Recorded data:

--------

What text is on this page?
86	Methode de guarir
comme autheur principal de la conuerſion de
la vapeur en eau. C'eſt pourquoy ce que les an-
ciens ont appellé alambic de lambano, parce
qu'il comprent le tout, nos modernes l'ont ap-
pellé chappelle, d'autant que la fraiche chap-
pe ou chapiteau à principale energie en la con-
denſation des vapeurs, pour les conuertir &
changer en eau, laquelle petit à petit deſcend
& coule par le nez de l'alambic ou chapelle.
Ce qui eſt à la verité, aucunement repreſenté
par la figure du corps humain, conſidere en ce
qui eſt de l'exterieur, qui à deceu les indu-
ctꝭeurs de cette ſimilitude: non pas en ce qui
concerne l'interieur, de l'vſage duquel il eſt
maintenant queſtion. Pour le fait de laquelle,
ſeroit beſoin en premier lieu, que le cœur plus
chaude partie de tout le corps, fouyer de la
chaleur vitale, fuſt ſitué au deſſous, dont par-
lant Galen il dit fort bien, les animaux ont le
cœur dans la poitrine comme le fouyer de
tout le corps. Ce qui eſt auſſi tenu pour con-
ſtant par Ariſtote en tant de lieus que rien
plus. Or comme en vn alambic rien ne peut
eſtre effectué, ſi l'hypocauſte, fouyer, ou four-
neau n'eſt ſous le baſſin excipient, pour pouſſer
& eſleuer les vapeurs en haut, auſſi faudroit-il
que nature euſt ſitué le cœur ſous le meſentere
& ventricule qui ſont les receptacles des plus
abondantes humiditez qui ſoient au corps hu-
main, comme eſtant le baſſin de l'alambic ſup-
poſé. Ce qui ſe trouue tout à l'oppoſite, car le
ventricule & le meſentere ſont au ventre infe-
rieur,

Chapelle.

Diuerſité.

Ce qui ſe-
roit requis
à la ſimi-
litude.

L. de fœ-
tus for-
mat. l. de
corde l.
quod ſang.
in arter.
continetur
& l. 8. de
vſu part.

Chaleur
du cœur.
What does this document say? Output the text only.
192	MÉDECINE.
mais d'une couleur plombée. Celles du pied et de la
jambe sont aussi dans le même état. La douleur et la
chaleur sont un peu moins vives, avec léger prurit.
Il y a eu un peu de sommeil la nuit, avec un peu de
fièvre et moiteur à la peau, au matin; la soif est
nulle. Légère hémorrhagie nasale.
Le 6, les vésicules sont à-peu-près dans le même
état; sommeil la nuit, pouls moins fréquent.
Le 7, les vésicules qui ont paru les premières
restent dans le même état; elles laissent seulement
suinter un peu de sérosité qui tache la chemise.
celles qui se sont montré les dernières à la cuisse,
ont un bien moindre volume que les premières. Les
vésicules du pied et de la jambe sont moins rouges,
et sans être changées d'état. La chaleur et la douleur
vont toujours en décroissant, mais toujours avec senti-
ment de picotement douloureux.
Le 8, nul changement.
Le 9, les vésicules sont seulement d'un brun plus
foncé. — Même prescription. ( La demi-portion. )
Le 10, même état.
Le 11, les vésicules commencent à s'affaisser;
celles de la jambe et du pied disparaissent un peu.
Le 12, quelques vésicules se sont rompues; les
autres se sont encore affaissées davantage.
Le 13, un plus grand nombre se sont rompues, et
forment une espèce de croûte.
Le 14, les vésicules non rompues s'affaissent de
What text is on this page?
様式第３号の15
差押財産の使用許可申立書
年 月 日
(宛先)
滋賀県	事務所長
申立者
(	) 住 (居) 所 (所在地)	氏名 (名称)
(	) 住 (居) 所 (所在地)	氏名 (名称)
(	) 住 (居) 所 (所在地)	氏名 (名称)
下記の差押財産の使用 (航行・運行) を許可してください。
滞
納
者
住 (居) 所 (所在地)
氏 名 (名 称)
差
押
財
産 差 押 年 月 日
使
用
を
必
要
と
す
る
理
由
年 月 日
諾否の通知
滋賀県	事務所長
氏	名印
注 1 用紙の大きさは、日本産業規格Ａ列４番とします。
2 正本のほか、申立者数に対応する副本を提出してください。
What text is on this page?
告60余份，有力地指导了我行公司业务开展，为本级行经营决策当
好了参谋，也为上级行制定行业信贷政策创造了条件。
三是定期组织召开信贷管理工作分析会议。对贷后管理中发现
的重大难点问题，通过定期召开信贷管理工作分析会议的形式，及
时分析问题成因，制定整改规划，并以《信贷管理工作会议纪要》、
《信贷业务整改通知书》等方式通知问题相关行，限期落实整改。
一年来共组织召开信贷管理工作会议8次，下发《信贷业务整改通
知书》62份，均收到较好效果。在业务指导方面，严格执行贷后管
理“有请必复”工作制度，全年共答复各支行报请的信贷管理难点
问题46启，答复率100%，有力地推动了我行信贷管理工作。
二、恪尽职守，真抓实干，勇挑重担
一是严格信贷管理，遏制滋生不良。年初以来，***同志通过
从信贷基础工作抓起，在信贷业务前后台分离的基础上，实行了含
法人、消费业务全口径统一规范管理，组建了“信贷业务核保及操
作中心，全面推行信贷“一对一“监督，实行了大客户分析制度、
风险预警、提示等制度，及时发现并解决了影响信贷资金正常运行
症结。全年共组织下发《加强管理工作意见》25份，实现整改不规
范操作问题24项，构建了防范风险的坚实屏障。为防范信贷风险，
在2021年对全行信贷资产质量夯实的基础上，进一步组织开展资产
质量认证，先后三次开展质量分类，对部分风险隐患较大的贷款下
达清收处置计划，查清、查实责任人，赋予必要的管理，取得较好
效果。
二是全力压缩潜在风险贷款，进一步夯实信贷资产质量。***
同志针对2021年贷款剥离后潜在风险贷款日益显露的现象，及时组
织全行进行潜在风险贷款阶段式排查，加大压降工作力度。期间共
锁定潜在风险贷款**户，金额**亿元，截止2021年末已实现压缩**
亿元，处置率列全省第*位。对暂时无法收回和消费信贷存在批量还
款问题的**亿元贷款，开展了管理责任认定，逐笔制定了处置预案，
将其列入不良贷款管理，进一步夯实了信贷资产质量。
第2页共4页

--------

Copy all data exactly, start to finish.

What text is on this page?
86	Methode de guarir
comme autheur principal de la conuerſion de
la vapeur en eau. C'eſt pourquoy ce que les an-
ciens ont appellé alambic de lambano, parce
qu'il comprent le tout, nos modernes l'ont ap-
pellé chappelle, d'autant que la fraiche chap-
pe ou chapiteau à principale energie en la con-
denſation des vapeurs, pour les conuertir &
changer en eau, laquelle petit à petit deſcend
& coule par le nez de l'alambic ou chapelle.
Ce qui eſt à la verité, aucunement repreſenté
par la figure du corps humain, conſidere en ce
qui eſt de l'exterieur, qui à deceu les indu-
ctꝭeurs de cette ſimilitude: non pas en ce qui
concerne l'interieur, de l'vſage duquel il eſt
maintenant queſtion. Pour le fait de laquelle,
ſeroit beſoin en premier lieu, que le cœur plus
chaude partie de tout le corps, fouyer de la
chaleur vitale, fuſt ſitué au deſſous, dont par-
lant Galen il dit fort bien, les animaux ont le
cœur dans la poitrine comme le fouyer de
tout le corps. Ce qui eſt auſſi tenu pour con-
ſtant par Ariſtote en tant de lieus que rien
plus. Or comme en vn alambic rien ne peut
eſtre effectué, ſi l'hypocauſte, fouyer, ou four-
neau n'eſt ſous le baſſin excipient, pour pouſſer
& eſleuer les vapeurs en haut, auſſi faudroit-il
que nature euſt ſitué le cœur ſous le meſentere
& ventricule qui ſont les receptacles des plus
abondantes humiditez qui ſoient au corps hu-
main, comme eſtant le baſſin de l'alambic ſup-
poſé. Ce qui ſe trouue tout à l'oppoſite, car le
ventricule & le meſentere ſont au ventre infe-
rieur,

Chapelle.

Diuerſité.

Ce qui ſe-
roit requis
à la ſimi-
litude.

L. de fœ-
tus for-
mat. l. de
corde l.
quod ſang.
in arter.
continetur
& l. 8. de
vſu part.

Chaleur
du cœur.
What does this document say? Output the text only.
192	MÉDECINE.
mais d'une couleur plombée. Celles du pied et de la
jambe sont aussi dans le même état. La douleur et la
chaleur sont un peu moins vives, avec léger prurit.
Il y a eu un peu de sommeil la nuit, avec un peu de
fièvre et moiteur à la peau, au matin; la soif est
nulle. Légère hémorrhagie nasale.
Le 6, les vésicules sont à-peu-près dans le même
état; sommeil la nuit, pouls moins fréquent.
Le 7, les vésicules qui ont paru les premières
restent dans le même état; elles laissent seulement
suinter un peu de sérosité qui tache la chemise.
celles qui se sont montré les dernières à la cuisse,
ont un bien moindre volume que les premières. Les
vésicules du pied et de la jambe sont moins rouges,
et sans être changées d'état. La chaleur et la douleur
vont toujours en décroissant, mais toujours avec senti-
ment de picotement douloureux.
Le 8, nul changement.
Le 9, les vésicules sont seulement d'un brun plus
foncé. — Même prescription. ( La demi-portion. )
Le 10, même état.
Le 11, les vésicules commencent à s'affaisser;
celles de la jambe et du pied disparaissent un peu.
Le 12, quelques vésicules se sont rompues; les
autres se sont encore affaissées davantage.
Le 13, un plus grand nombre se sont rompues, et
forment une espèce de croûte.
Le 14, les vésicules non rompues s'affaissent de
What text is on this page?
様式第３号の15
差押財産の使用許可申立書
年 月 日
(宛先)
滋賀県	事務所長
申立者
(	) 住 (居) 所 (所在地)	氏名 (名称)
(	) 住 (居) 所 (所在地)	氏名 (名称)
(	) 住 (居) 所 (所在地)	氏名 (名称)
下記の差押財産の使用 (航行・運行) を許可してください。
滞
納
者
住 (居) 所 (所在地)
氏 名 (名 称)
差
押
財
産 差 押 年 月 日
使
用
を
必
要
と
す
る
理
由
年 月 日
諾否の通知
滋賀県	事務所長
氏	名印
注 1 用紙の大きさは、日本産業規格Ａ列４番とします。
2 正本のほか、申立者数に対応する副本を提出してください。
What text is on this page?
告60余份，有力地指导了我行公司业务开展，为本级行经营决策当
好了参谋，也为上级行制定行业信贷政策创造了条件。
三是定期组织召开信贷管理工作分析会议。对贷后管理中发现
的重大难点问题，通过定期召开信贷管理工作分析会议的形式，及
时分析问题成因，制定整改规划，并以《信贷管理工作会议纪要》、
《信贷业务整改通知书》等方式通知问题相关行，限期落实整改。
一年来共组织召开信贷管理工作会议8次，下发《信贷业务整改通
知书》62份，均收到较好效果。在业务指导方面，严格执行贷后管
理“有请必复”工作制度，全年共答复各支行报请的信贷管理难点
问题46启，答复率100%，有力地推动了我行信贷管理工作。
二、恪尽职守，真抓实干，勇挑重担
一是严格信贷管理，遏制滋生不良。年初以来，***同志通过
从信贷基础工作抓起，在信贷业务前后台分离的基础上，实行了含
法人、消费业务全口径统一规范管理，组建了“信贷业务核保及操
作中心，全面推行信贷“一对一“监督，实行了大客户分析制度、
风险预警、提示等制度，及时发现并解决了影响信贷资金正常运行
症结。全年共组织下发《加强管理工作意见》25份，实现整改不规
范操作问题24项，构建了防范风险的坚实屏障。为防范信贷风险，
在2021年对全行信贷资产质量夯实的基础上，进一步组织开展资产
质量认证，先后三次开展质量分类，对部分风险隐患较大的贷款下
达清收处置计划，查清、查实责任人，赋予必要的管理，取得较好
效果。
二是全力压缩潜在风险贷款，进一步夯实信贷资产质量。***
同志针对2021年贷款剥离后潜在风险贷款日益显露的现象，及时组
织全行进行潜在风险贷款阶段式排查，加大压降工作力度。期间共
锁定潜在风险贷款**户，金额**亿元，截止2021年末已实现压缩**
亿元，处置率列全省第*位。对暂时无法收回和消费信贷存在批量还
款问题的**亿元贷款，开展了管理责任认定，逐笔制定了处置预案，
将其列入不良贷款管理，进一步夯实了信贷资产质量。
第2页共4页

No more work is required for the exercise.